··· Data extract ···

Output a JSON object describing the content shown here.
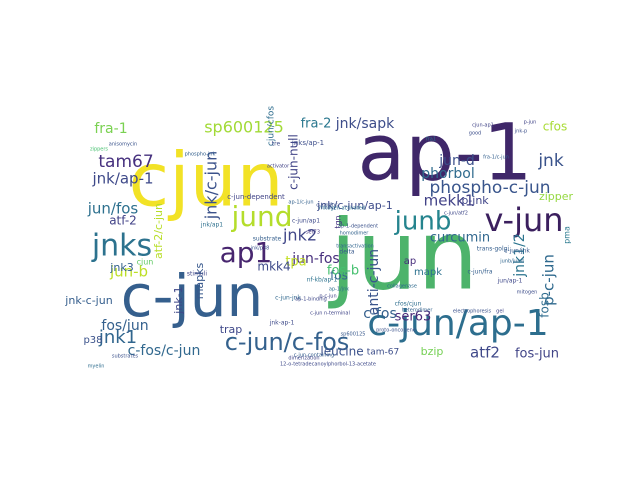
{
  "word_cloud": {
    "words": [
      {
        "text": "jun",
        "color": "#4db36b"
      },
      {
        "text": "ap-1",
        "color": "#3f2769"
      },
      {
        "text": "cjun",
        "color": "#f2e226"
      },
      {
        "text": "c-jun",
        "color": "#355f8d"
      },
      {
        "text": "c-jun/ap-1",
        "color": "#2d6e8e"
      },
      {
        "text": "jnks",
        "color": "#2c728e"
      },
      {
        "text": "junb",
        "color": "#25848e"
      },
      {
        "text": "v-jun",
        "color": "#3b1f5e"
      },
      {
        "text": "jund",
        "color": "#b4dd2b"
      },
      {
        "text": "ap1",
        "color": "#48266f"
      },
      {
        "text": "c-jun/c-fos",
        "color": "#34618d"
      },
      {
        "text": "phospho-c-jun",
        "color": "#39558c"
      },
      {
        "text": "sp600125",
        "color": "#a2da37"
      },
      {
        "text": "tam67",
        "color": "#46307e"
      },
      {
        "text": "jnk/ap-1",
        "color": "#3e4989"
      },
      {
        "text": "jnk1",
        "color": "#31668e"
      },
      {
        "text": "jun/fos",
        "color": "#2d708e"
      },
      {
        "text": "jnk/c-jun",
        "color": "#3b528b"
      },
      {
        "text": "jnk2",
        "color": "#404688"
      },
      {
        "text": "jun-b",
        "color": "#bddf26"
      },
      {
        "text": "jun-fos",
        "color": "#472f7d"
      },
      {
        "text": "jnk/sapk",
        "color": "#3d4d8a"
      },
      {
        "text": "jun-d",
        "color": "#3c508b"
      },
      {
        "text": "phorbol",
        "color": "#2f6b8e"
      },
      {
        "text": "mekk1",
        "color": "#414287"
      },
      {
        "text": "fra-1",
        "color": "#7ad151"
      },
      {
        "text": "fra-2",
        "color": "#2a778e"
      },
      {
        "text": "cfos",
        "color": "#a8db34"
      },
      {
        "text": "jnk",
        "color": "#3a538b"
      },
      {
        "text": "c-fos/c-jun",
        "color": "#31688e"
      },
      {
        "text": "fos/jun",
        "color": "#34608d"
      },
      {
        "text": "atf2",
        "color": "#3f4889"
      },
      {
        "text": "fos-jun",
        "color": "#414487"
      },
      {
        "text": "bzip",
        "color": "#75d054"
      },
      {
        "text": "leucine",
        "color": "#3b518b"
      },
      {
        "text": "ser63",
        "color": "#482878"
      },
      {
        "text": "c-fos",
        "color": "#35608d"
      },
      {
        "text": "anti-c-jun",
        "color": "#3a548c"
      },
      {
        "text": "p-c-jun",
        "color": "#306a8e"
      },
      {
        "text": "jnk1/2",
        "color": "#2b748e"
      },
      {
        "text": "curcumin",
        "color": "#31678e"
      },
      {
        "text": "tpa",
        "color": "#c2df23"
      },
      {
        "text": "mkk4",
        "color": "#3e4a89"
      },
      {
        "text": "fos",
        "color": "#33638d"
      },
      {
        "text": "mapk",
        "color": "#2c718e"
      },
      {
        "text": "ap",
        "color": "#472d7b"
      },
      {
        "text": "p-jnk",
        "color": "#404588"
      },
      {
        "text": "zipper",
        "color": "#95d840"
      },
      {
        "text": "fosb",
        "color": "#2f6c8e"
      },
      {
        "text": "tam-67",
        "color": "#3d4e8a"
      },
      {
        "text": "atf-2",
        "color": "#414287"
      },
      {
        "text": "atf-2/c-jun",
        "color": "#b8de29"
      },
      {
        "text": "mapks",
        "color": "#38588c"
      },
      {
        "text": "jnk3",
        "color": "#34618d"
      },
      {
        "text": "jnk-1",
        "color": "#3f4788"
      },
      {
        "text": "jnk-c-jun",
        "color": "#355e8d"
      },
      {
        "text": "p38",
        "color": "#3b528b"
      },
      {
        "text": "pma",
        "color": "#29798e"
      },
      {
        "text": "jnk/c-jun/ap-1",
        "color": "#3e4c8a"
      },
      {
        "text": "cjun/cfos",
        "color": "#2e6d8e"
      },
      {
        "text": "c-jun-null",
        "color": "#414487"
      },
      {
        "text": "tgn",
        "color": "#453581"
      },
      {
        "text": "fos-b",
        "color": "#46c06f"
      },
      {
        "text": "trap",
        "color": "#3f4889"
      },
      {
        "text": "cjun",
        "color": "#5ec962"
      },
      {
        "text": "jnks/ap-1",
        "color": "#3d4e8a"
      },
      {
        "text": "c-jun-dependent",
        "color": "#414487"
      },
      {
        "text": "substrate",
        "color": "#355f8d"
      },
      {
        "text": "jnk/ap1",
        "color": "#2d708e"
      },
      {
        "text": "ap-1-dependent",
        "color": "#3b528b"
      },
      {
        "text": "c-jun/ap1",
        "color": "#3e4a89"
      },
      {
        "text": "nf-kb/ap-1",
        "color": "#2c728e"
      },
      {
        "text": "p-c-jun",
        "color": "#404688"
      },
      {
        "text": "phospho-jnk",
        "color": "#34608d"
      },
      {
        "text": "anisomycin",
        "color": "#3a538b"
      },
      {
        "text": "c-jun n-terminal",
        "color": "#404588"
      },
      {
        "text": "sp600125",
        "color": "#38588c"
      },
      {
        "text": "transactivation",
        "color": "#31668e"
      },
      {
        "text": "12-o-tetradecanoylphorbol-13-acetate",
        "color": "#3e4989"
      },
      {
        "text": "dimerization",
        "color": "#404588"
      },
      {
        "text": "substrates",
        "color": "#3b518b"
      },
      {
        "text": "c-jun-containing",
        "color": "#355e8d"
      },
      {
        "text": "collagenase",
        "color": "#2f6b8e"
      },
      {
        "text": "jun/ap-1",
        "color": "#3f4889"
      },
      {
        "text": "c-jun/jnk",
        "color": "#38598c"
      },
      {
        "text": "heterodimer",
        "color": "#33628d"
      },
      {
        "text": "mitogen",
        "color": "#3d4d8a"
      },
      {
        "text": "fra1",
        "color": "#2a768e"
      },
      {
        "text": "p-jun",
        "color": "#414487"
      },
      {
        "text": "jnk-p",
        "color": "#3c4f8a"
      },
      {
        "text": "ap-1/c-jun",
        "color": "#34618d"
      },
      {
        "text": "cfos/cjun",
        "color": "#2e6e8e"
      },
      {
        "text": "zippers",
        "color": "#46c06f"
      },
      {
        "text": "proto-oncogene",
        "color": "#3b528b"
      },
      {
        "text": "c-jun/fra",
        "color": "#355f8d"
      },
      {
        "text": "stimuli",
        "color": "#404688"
      },
      {
        "text": "jnk-ap-1",
        "color": "#3e4a89"
      },
      {
        "text": "c-jun-jnk",
        "color": "#31688e"
      },
      {
        "text": "ap-1-binding",
        "color": "#3f4788"
      },
      {
        "text": "mitogen-activated",
        "color": "#2c718e"
      },
      {
        "text": "c-jun/fos",
        "color": "#39568c"
      },
      {
        "text": "activator",
        "color": "#414287"
      },
      {
        "text": "ser73",
        "color": "#453882"
      },
      {
        "text": "homodimer",
        "color": "#33638d"
      },
      {
        "text": "tre",
        "color": "#3e4c8a"
      },
      {
        "text": "delta",
        "color": "#38598c"
      },
      {
        "text": "ap-1/jnk",
        "color": "#2d708e"
      },
      {
        "text": "electrophoresis",
        "color": "#3b528b"
      },
      {
        "text": "fra-1/c-jun",
        "color": "#34608d"
      },
      {
        "text": "c-jun/atf2",
        "color": "#3f4889"
      },
      {
        "text": "junb/jund",
        "color": "#31668e"
      },
      {
        "text": "gel",
        "color": "#404588"
      },
      {
        "text": "good",
        "color": "#3d4e8a"
      },
      {
        "text": "trans-golgi",
        "color": "#355e8d"
      },
      {
        "text": "myelin",
        "color": "#2e6d8e"
      },
      {
        "text": "jnk/p38",
        "color": "#3b518b"
      },
      {
        "text": "cjun-ap1",
        "color": "#414487"
      }
    ]
  }
}
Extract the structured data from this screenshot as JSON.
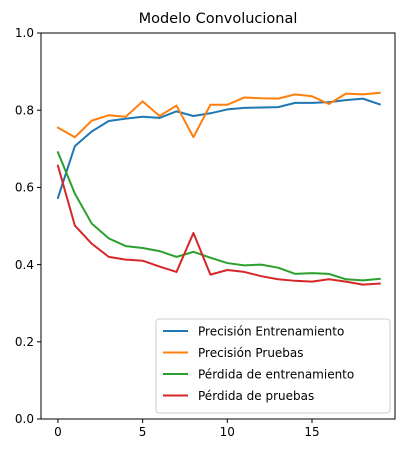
{
  "chart_data": {
    "type": "line",
    "title": "Modelo Convolucional",
    "xlabel": "",
    "ylabel": "",
    "xlim": [
      -1,
      19.9
    ],
    "ylim": [
      0,
      1
    ],
    "xticks": [
      0,
      5,
      10,
      15
    ],
    "yticks": [
      0.0,
      0.2,
      0.4,
      0.6,
      0.8,
      1.0
    ],
    "xtick_labels": [
      "0",
      "5",
      "10",
      "15"
    ],
    "ytick_labels": [
      "0.0",
      "0.2",
      "0.4",
      "0.6",
      "0.8",
      "1.0"
    ],
    "grid": false,
    "legend_position": "lower-right",
    "x": [
      0,
      1,
      2,
      3,
      4,
      5,
      6,
      7,
      8,
      9,
      10,
      11,
      12,
      13,
      14,
      15,
      16,
      17,
      18,
      19
    ],
    "series": [
      {
        "name": "Precisión Entrenamiento",
        "color": "#1f77b4",
        "values": [
          0.573,
          0.707,
          0.745,
          0.772,
          0.778,
          0.783,
          0.78,
          0.797,
          0.785,
          0.792,
          0.802,
          0.806,
          0.807,
          0.808,
          0.819,
          0.819,
          0.821,
          0.826,
          0.83,
          0.815
        ]
      },
      {
        "name": "Precisión Pruebas",
        "color": "#ff7f0e",
        "values": [
          0.755,
          0.73,
          0.773,
          0.787,
          0.783,
          0.823,
          0.785,
          0.812,
          0.73,
          0.814,
          0.814,
          0.833,
          0.831,
          0.83,
          0.841,
          0.836,
          0.816,
          0.843,
          0.841,
          0.845
        ]
      },
      {
        "name": "Pérdida de entrenamiento",
        "color": "#2ca02c",
        "values": [
          0.691,
          0.584,
          0.506,
          0.468,
          0.448,
          0.443,
          0.435,
          0.42,
          0.433,
          0.418,
          0.404,
          0.398,
          0.4,
          0.392,
          0.376,
          0.378,
          0.376,
          0.362,
          0.359,
          0.363
        ]
      },
      {
        "name": "Pérdida de pruebas",
        "color": "#d62728",
        "values": [
          0.656,
          0.501,
          0.454,
          0.42,
          0.413,
          0.41,
          0.395,
          0.381,
          0.482,
          0.374,
          0.386,
          0.381,
          0.37,
          0.362,
          0.358,
          0.356,
          0.362,
          0.356,
          0.348,
          0.351
        ]
      }
    ]
  }
}
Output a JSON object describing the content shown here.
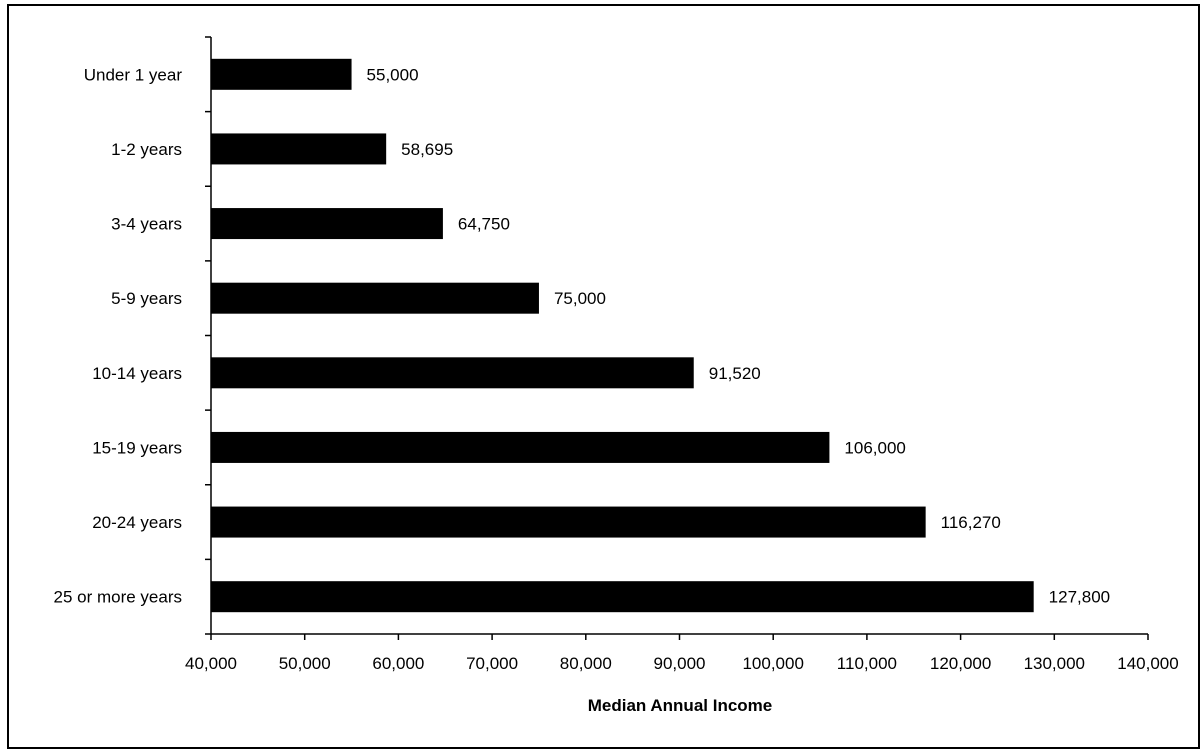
{
  "chart_data": {
    "type": "bar",
    "orientation": "horizontal",
    "title": "",
    "xlabel": "Median Annual Income",
    "ylabel": "",
    "categories": [
      "Under 1 year",
      "1-2 years",
      "3-4 years",
      "5-9 years",
      "10-14 years",
      "15-19 years",
      "20-24 years",
      "25 or more years"
    ],
    "values": [
      55000,
      58695,
      64750,
      75000,
      91520,
      106000,
      116270,
      127800
    ],
    "value_labels": [
      "55,000",
      "58,695",
      "64,750",
      "75,000",
      "91,520",
      "106,000",
      "116,270",
      "127,800"
    ],
    "xlim": [
      40000,
      140000
    ],
    "xticks": [
      40000,
      50000,
      60000,
      70000,
      80000,
      90000,
      100000,
      110000,
      120000,
      130000,
      140000
    ],
    "xtick_labels": [
      "40,000",
      "50,000",
      "60,000",
      "70,000",
      "80,000",
      "90,000",
      "100,000",
      "110,000",
      "120,000",
      "130,000",
      "140,000"
    ],
    "grid": false,
    "legend": "none",
    "bar_color": "#000000"
  }
}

···

## Task prompt:
Pick out each line that holds the string "dependent".

## Reply:
        "text": "c-jun-dependent",
        "text": "ap-1-dependent",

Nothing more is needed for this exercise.